Start of Record list

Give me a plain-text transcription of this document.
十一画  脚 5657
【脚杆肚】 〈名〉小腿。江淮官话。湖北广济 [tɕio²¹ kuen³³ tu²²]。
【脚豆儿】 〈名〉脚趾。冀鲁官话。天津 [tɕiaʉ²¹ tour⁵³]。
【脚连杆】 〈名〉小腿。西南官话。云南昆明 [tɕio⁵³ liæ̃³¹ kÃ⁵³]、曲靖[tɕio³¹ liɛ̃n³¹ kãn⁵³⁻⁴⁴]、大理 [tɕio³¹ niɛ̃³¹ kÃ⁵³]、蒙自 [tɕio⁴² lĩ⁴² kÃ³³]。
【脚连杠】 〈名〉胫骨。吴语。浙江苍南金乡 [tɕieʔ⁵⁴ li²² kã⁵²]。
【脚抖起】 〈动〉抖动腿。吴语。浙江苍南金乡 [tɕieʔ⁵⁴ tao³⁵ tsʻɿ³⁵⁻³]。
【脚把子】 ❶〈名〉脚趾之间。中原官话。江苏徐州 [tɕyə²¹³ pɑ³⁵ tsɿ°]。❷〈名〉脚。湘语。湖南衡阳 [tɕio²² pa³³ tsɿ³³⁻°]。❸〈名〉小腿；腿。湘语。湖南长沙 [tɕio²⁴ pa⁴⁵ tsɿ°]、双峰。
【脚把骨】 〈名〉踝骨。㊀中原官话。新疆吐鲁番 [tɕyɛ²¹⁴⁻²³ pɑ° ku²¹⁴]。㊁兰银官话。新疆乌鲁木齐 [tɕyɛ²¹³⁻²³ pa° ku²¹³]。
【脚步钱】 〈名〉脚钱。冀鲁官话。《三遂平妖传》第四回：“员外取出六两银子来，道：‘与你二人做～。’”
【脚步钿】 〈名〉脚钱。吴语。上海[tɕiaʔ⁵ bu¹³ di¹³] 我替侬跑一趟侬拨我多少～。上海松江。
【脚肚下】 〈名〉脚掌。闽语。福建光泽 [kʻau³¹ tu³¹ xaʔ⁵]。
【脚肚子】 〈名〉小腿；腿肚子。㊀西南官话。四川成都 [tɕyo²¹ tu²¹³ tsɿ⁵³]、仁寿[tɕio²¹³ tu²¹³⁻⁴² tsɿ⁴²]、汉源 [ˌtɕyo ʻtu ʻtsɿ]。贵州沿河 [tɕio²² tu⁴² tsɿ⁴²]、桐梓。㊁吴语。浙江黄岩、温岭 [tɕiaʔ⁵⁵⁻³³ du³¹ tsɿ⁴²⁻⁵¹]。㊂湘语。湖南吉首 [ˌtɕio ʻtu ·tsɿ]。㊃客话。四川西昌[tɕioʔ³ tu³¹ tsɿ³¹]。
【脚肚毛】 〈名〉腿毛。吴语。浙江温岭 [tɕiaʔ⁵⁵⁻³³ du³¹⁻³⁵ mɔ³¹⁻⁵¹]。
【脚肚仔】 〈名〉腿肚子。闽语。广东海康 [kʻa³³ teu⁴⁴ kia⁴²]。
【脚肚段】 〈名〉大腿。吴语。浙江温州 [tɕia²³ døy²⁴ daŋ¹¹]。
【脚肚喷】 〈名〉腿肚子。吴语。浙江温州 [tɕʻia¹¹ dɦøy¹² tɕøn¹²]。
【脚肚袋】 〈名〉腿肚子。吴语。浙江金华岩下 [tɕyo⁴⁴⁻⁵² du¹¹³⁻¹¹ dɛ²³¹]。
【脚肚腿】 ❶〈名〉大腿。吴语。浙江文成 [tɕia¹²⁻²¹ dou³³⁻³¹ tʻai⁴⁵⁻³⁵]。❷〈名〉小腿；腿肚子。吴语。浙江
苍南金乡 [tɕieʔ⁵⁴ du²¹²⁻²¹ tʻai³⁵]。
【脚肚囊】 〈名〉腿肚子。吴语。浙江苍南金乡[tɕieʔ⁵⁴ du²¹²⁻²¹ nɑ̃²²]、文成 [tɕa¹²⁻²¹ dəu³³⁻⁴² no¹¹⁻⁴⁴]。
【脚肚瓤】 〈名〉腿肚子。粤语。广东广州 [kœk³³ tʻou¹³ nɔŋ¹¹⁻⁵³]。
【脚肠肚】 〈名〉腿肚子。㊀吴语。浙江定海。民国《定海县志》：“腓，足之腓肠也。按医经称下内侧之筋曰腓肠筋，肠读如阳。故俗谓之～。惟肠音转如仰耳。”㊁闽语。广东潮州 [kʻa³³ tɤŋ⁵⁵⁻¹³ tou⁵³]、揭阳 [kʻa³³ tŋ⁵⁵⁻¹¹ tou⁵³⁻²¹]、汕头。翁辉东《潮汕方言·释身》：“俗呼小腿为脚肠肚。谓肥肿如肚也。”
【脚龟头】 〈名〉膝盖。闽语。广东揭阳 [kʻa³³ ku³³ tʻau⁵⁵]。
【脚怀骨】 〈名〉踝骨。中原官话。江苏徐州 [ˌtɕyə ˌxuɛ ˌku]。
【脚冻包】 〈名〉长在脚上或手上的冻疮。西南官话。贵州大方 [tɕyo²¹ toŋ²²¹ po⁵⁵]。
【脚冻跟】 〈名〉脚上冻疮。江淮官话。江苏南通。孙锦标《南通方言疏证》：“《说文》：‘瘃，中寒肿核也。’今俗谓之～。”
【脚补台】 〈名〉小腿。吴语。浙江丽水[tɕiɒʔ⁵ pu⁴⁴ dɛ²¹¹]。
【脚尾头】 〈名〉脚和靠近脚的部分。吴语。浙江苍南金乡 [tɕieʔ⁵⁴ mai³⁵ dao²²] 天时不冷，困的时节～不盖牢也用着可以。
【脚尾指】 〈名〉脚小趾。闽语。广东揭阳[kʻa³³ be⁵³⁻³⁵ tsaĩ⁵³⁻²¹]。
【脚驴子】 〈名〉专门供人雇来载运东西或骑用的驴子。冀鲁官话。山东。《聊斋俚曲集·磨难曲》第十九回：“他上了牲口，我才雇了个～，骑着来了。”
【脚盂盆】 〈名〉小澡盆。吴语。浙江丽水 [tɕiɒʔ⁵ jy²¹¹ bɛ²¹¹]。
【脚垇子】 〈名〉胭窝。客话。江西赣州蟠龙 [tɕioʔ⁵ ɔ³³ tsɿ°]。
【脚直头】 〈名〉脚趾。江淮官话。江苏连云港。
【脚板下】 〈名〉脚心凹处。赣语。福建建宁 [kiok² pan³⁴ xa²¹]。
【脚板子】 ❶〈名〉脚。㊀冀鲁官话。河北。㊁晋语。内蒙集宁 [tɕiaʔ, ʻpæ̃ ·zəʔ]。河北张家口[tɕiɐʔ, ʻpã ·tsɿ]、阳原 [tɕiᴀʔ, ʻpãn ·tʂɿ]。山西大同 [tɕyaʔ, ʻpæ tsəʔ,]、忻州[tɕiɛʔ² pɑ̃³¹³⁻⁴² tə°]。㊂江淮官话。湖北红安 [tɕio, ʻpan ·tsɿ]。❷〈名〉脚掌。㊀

End of Record list

Given exercise>
Quote the data in full, keeping each word unchanged.

Task response>
Give me a plain-text transcription of this document.
十一画  脚 5657
【脚杆肚】 〈名〉小腿。江淮官话。湖北广济 [tɕio²¹ kuen³³ tu²²]。
【脚豆儿】 〈名〉脚趾。冀鲁官话。天津 [tɕiaʉ²¹ tour⁵³]。
【脚连杆】 〈名〉小腿。西南官话。云南昆明 [tɕio⁵³ liæ̃³¹ kÃ⁵³]、曲靖[tɕio³¹ liɛ̃n³¹ kãn⁵³⁻⁴⁴]、大理 [tɕio³¹ niɛ̃³¹ kÃ⁵³]、蒙自 [tɕio⁴² lĩ⁴² kÃ³³]。
【脚连杠】 〈名〉胫骨。吴语。浙江苍南金乡 [tɕieʔ⁵⁴ li²² kã⁵²]。
【脚抖起】 〈动〉抖动腿。吴语。浙江苍南金乡 [tɕieʔ⁵⁴ tao³⁵ tsʻɿ³⁵⁻³]。
【脚把子】 ❶〈名〉脚趾之间。中原官话。江苏徐州 [tɕyə²¹³ pɑ³⁵ tsɿ°]。❷〈名〉脚。湘语。湖南衡阳 [tɕio²² pa³³ tsɿ³³⁻°]。❸〈名〉小腿；腿。湘语。湖南长沙 [tɕio²⁴ pa⁴⁵ tsɿ°]、双峰。
【脚把骨】 〈名〉踝骨。㊀中原官话。新疆吐鲁番 [tɕyɛ²¹⁴⁻²³ pɑ° ku²¹⁴]。㊁兰银官话。新疆乌鲁木齐 [tɕyɛ²¹³⁻²³ pa° ku²¹³]。
【脚步钱】 〈名〉脚钱。冀鲁官话。《三遂平妖传》第四回：“员外取出六两银子来，道：‘与你二人做～。’”
【脚步钿】 〈名〉脚钱。吴语。上海[tɕiaʔ⁵ bu¹³ di¹³] 我替侬跑一趟侬拨我多少～。上海松江。
【脚肚下】 〈名〉脚掌。闽语。福建光泽 [kʻau³¹ tu³¹ xaʔ⁵]。
【脚肚子】 〈名〉小腿；腿肚子。㊀西南官话。四川成都 [tɕyo²¹ tu²¹³ tsɿ⁵³]、仁寿[tɕio²¹³ tu²¹³⁻⁴² tsɿ⁴²]、汉源 [ˌtɕyo ʻtu ʻtsɿ]。贵州沿河 [tɕio²² tu⁴² tsɿ⁴²]、桐梓。㊁吴语。浙江黄岩、温岭 [tɕiaʔ⁵⁵⁻³³ du³¹ tsɿ⁴²⁻⁵¹]。㊂湘语。湖南吉首 [ˌtɕio ʻtu ·tsɿ]。㊃客话。四川西昌[tɕioʔ³ tu³¹ tsɿ³¹]。
【脚肚毛】 〈名〉腿毛。吴语。浙江温岭 [tɕiaʔ⁵⁵⁻³³ du³¹⁻³⁵ mɔ³¹⁻⁵¹]。
【脚肚仔】 〈名〉腿肚子。闽语。广东海康 [kʻa³³ teu⁴⁴ kia⁴²]。
【脚肚段】 〈名〉大腿。吴语。浙江温州 [tɕia²³ døy²⁴ daŋ¹¹]。
【脚肚喷】 〈名〉腿肚子。吴语。浙江温州 [tɕʻia¹¹ dɦøy¹² tɕøn¹²]。
【脚肚袋】 〈名〉腿肚子。吴语。浙江金华岩下 [tɕyo⁴⁴⁻⁵² du¹¹³⁻¹¹ dɛ²³¹]。
【脚肚腿】 ❶〈名〉大腿。吴语。浙江文成 [tɕia¹²⁻²¹ dou³³⁻³¹ tʻai⁴⁵⁻³⁵]。❷〈名〉小腿；腿肚子。吴语。浙江
苍南金乡 [tɕieʔ⁵⁴ du²¹²⁻²¹ tʻai³⁵]。
【脚肚囊】 〈名〉腿肚子。吴语。浙江苍南金乡[tɕieʔ⁵⁴ du²¹²⁻²¹ nɑ̃²²]、文成 [tɕa¹²⁻²¹ dəu³³⁻⁴² no¹¹⁻⁴⁴]。
【脚肚瓤】 〈名〉腿肚子。粤语。广东广州 [kœk³³ tʻou¹³ nɔŋ¹¹⁻⁵³]。
【脚肠肚】 〈名〉腿肚子。㊀吴语。浙江定海。民国《定海县志》：“腓，足之腓肠也。按医经称下内侧之筋曰腓肠筋，肠读如阳。故俗谓之～。惟肠音转如仰耳。”㊁闽语。广东潮州 [kʻa³³ tɤŋ⁵⁵⁻¹³ tou⁵³]、揭阳 [kʻa³³ tŋ⁵⁵⁻¹¹ tou⁵³⁻²¹]、汕头。翁辉东《潮汕方言·释身》：“俗呼小腿为脚肠肚。谓肥肿如肚也。”
【脚龟头】 〈名〉膝盖。闽语。广东揭阳 [kʻa³³ ku³³ tʻau⁵⁵]。
【脚怀骨】 〈名〉踝骨。中原官话。江苏徐州 [ˌtɕyə ˌxuɛ ˌku]。
【脚冻包】 〈名〉长在脚上或手上的冻疮。西南官话。贵州大方 [tɕyo²¹ toŋ²²¹ po⁵⁵]。
【脚冻跟】 〈名〉脚上冻疮。江淮官话。江苏南通。孙锦标《南通方言疏证》：“《说文》：‘瘃，中寒肿核也。’今俗谓之～。”
【脚补台】 〈名〉小腿。吴语。浙江丽水[tɕiɒʔ⁵ pu⁴⁴ dɛ²¹¹]。
【脚尾头】 〈名〉脚和靠近脚的部分。吴语。浙江苍南金乡 [tɕieʔ⁵⁴ mai³⁵ dao²²] 天时不冷，困的时节～不盖牢也用着可以。
【脚尾指】 〈名〉脚小趾。闽语。广东揭阳[kʻa³³ be⁵³⁻³⁵ tsaĩ⁵³⁻²¹]。
【脚驴子】 〈名〉专门供人雇来载运东西或骑用的驴子。冀鲁官话。山东。《聊斋俚曲集·磨难曲》第十九回：“他上了牲口，我才雇了个～，骑着来了。”
【脚盂盆】 〈名〉小澡盆。吴语。浙江丽水 [tɕiɒʔ⁵ jy²¹¹ bɛ²¹¹]。
【脚垇子】 〈名〉胭窝。客话。江西赣州蟠龙 [tɕioʔ⁵ ɔ³³ tsɿ°]。
【脚直头】 〈名〉脚趾。江淮官话。江苏连云港。
【脚板下】 〈名〉脚心凹处。赣语。福建建宁 [kiok² pan³⁴ xa²¹]。
【脚板子】 ❶〈名〉脚。㊀冀鲁官话。河北。㊁晋语。内蒙集宁 [tɕiaʔ, ʻpæ̃ ·zəʔ]。河北张家口[tɕiɐʔ, ʻpã ·tsɿ]、阳原 [tɕiᴀʔ, ʻpãn ·tʂɿ]。山西大同 [tɕyaʔ, ʻpæ tsəʔ,]、忻州[tɕiɛʔ² pɑ̃³¹³⁻⁴² tə°]。㊂江淮官话。湖北红安 [tɕio, ʻpan ·tsɿ]。❷〈名〉脚掌。㊀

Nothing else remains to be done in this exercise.